**WHAT TO WORK ON**
Extract all lines that hold "signal" from the records below.
* Begin *
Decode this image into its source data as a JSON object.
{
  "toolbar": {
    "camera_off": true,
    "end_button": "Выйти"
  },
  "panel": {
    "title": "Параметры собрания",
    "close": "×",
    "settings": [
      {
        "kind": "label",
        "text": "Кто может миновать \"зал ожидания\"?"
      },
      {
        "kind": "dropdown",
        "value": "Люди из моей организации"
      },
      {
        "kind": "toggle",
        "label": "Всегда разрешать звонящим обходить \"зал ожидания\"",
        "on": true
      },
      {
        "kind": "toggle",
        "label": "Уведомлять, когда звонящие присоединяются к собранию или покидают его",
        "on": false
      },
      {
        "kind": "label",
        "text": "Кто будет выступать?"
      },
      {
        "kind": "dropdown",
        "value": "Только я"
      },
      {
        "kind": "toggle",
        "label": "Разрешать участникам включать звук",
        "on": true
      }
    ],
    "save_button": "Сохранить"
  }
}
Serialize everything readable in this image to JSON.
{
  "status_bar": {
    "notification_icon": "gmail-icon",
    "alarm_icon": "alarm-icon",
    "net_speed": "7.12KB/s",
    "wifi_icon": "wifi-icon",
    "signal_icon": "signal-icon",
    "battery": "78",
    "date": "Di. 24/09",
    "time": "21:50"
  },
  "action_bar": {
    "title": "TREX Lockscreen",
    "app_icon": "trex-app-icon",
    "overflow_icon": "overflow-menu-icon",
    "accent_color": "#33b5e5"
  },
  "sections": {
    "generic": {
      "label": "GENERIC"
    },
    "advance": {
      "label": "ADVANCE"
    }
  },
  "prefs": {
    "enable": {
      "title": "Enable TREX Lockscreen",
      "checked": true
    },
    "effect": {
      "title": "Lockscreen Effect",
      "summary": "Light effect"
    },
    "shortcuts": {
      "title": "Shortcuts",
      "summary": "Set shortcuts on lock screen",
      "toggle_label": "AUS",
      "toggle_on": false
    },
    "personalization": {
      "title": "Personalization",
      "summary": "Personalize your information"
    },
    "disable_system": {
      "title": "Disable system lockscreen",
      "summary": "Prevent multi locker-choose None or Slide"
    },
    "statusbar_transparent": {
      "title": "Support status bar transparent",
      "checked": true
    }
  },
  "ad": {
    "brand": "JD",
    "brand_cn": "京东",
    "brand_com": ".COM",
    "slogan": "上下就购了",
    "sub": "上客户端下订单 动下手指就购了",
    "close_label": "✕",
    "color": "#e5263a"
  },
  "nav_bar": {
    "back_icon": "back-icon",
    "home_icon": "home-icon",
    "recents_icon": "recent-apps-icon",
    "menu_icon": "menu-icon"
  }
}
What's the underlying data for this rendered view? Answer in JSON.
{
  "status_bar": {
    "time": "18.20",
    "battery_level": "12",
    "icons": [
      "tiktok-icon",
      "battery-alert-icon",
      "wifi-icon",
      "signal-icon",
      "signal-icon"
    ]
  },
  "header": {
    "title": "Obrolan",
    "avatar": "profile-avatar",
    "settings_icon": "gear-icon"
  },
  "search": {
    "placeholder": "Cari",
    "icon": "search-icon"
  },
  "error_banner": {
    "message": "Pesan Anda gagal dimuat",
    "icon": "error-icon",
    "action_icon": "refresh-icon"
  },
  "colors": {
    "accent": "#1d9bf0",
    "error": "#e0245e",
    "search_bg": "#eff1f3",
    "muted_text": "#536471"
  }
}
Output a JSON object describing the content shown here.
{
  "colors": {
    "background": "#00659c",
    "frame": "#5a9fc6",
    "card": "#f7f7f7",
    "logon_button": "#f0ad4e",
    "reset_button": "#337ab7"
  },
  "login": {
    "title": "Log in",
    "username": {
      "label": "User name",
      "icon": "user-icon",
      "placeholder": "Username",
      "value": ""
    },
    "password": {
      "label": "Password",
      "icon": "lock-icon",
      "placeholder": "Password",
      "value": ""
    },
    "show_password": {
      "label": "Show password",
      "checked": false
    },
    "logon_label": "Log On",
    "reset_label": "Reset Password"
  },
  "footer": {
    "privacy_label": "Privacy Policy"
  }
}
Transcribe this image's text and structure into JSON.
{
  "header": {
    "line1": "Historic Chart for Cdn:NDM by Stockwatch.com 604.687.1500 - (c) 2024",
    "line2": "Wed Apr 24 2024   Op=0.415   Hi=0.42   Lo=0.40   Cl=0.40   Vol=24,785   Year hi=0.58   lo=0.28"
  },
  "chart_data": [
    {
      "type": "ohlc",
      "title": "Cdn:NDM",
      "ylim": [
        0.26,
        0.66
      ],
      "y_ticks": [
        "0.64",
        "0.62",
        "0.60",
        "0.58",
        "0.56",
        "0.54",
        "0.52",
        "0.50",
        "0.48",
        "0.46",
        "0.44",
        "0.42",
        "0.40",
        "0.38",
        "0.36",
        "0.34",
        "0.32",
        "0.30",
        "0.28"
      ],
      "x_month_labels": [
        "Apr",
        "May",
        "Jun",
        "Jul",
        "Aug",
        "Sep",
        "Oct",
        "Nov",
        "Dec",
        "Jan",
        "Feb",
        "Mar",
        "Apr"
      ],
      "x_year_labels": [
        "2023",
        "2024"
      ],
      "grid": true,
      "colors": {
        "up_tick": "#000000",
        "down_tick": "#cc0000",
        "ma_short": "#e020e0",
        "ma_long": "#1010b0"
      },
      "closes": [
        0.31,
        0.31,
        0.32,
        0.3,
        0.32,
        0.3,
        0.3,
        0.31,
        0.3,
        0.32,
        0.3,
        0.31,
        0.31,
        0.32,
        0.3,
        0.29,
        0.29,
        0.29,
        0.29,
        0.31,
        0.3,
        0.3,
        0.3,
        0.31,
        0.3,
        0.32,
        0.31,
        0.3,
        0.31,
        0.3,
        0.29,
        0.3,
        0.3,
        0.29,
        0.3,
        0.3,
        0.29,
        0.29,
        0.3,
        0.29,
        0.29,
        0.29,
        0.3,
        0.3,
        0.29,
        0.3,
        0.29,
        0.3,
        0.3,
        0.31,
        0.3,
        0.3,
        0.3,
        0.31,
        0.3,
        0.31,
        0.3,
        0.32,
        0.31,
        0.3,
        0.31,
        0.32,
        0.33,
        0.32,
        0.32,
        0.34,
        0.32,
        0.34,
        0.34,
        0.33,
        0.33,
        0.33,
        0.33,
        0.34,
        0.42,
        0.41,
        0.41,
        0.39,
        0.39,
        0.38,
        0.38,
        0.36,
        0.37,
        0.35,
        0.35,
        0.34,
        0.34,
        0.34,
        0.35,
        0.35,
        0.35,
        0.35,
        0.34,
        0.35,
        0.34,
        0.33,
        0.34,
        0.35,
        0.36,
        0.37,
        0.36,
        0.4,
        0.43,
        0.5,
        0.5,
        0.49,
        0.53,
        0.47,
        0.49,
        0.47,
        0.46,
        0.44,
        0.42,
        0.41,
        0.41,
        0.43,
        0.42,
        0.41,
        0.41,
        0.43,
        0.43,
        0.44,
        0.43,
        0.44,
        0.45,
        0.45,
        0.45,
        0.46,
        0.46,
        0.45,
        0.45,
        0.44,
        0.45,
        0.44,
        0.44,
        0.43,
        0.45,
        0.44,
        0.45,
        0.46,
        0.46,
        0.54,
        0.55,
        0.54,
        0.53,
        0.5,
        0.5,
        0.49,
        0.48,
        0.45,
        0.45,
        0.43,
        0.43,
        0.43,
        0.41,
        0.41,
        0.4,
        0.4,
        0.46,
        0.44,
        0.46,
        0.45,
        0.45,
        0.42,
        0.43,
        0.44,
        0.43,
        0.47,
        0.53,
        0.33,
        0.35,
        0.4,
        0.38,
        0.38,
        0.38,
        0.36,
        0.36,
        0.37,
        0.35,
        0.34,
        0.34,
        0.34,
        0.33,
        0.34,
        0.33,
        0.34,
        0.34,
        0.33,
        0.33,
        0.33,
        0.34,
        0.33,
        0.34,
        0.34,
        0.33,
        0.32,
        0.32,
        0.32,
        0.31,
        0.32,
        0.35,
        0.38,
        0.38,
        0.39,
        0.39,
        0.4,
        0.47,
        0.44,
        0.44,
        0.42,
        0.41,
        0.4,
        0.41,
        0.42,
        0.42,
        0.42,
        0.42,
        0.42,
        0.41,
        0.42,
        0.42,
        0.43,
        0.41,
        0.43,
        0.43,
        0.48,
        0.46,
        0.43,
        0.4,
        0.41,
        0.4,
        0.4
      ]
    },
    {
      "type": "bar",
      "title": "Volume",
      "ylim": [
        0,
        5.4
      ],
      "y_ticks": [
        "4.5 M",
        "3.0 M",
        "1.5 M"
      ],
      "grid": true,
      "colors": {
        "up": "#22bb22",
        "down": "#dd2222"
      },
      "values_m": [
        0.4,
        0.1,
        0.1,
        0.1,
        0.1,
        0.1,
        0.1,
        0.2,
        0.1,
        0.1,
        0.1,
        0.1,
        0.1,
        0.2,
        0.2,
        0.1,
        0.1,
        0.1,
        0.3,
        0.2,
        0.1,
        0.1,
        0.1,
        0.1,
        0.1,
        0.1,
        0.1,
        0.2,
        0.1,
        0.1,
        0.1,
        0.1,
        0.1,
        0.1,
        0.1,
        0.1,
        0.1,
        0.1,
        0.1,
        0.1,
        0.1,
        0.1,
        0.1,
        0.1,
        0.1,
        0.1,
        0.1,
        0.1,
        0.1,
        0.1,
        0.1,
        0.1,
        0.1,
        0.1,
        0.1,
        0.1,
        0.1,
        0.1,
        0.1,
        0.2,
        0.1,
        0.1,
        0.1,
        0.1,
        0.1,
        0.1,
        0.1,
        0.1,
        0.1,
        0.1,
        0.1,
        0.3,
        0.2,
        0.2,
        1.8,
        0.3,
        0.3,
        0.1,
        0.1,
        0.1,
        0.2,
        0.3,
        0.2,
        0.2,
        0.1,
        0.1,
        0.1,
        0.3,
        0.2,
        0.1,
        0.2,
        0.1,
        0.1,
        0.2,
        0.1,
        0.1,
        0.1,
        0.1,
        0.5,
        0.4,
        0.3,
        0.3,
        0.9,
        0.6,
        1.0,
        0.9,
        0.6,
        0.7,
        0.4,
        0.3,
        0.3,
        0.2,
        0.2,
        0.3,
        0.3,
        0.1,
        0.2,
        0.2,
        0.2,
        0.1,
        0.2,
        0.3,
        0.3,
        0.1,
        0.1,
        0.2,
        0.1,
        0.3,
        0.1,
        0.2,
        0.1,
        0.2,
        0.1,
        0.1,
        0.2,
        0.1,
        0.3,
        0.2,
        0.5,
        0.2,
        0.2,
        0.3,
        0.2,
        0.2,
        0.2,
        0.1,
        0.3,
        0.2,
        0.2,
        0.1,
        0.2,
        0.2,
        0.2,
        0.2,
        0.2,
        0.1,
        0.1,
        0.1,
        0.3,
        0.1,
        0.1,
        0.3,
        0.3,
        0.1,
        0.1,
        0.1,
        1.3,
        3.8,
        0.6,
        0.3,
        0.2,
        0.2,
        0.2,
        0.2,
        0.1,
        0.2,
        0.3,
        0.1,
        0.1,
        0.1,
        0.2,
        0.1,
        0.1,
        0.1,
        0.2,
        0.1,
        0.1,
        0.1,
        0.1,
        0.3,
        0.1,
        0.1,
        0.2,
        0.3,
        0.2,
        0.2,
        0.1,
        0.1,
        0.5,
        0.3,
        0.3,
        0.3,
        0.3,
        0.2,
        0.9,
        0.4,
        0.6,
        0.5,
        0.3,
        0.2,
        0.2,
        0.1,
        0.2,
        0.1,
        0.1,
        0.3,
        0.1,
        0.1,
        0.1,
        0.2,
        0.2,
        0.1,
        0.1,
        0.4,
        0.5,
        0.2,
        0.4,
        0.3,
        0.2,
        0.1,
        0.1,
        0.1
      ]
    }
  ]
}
* End *
**TASK RESPONSE**
    "signal_icon": "signal-icon",
      "signal-icon",
      "signal-icon"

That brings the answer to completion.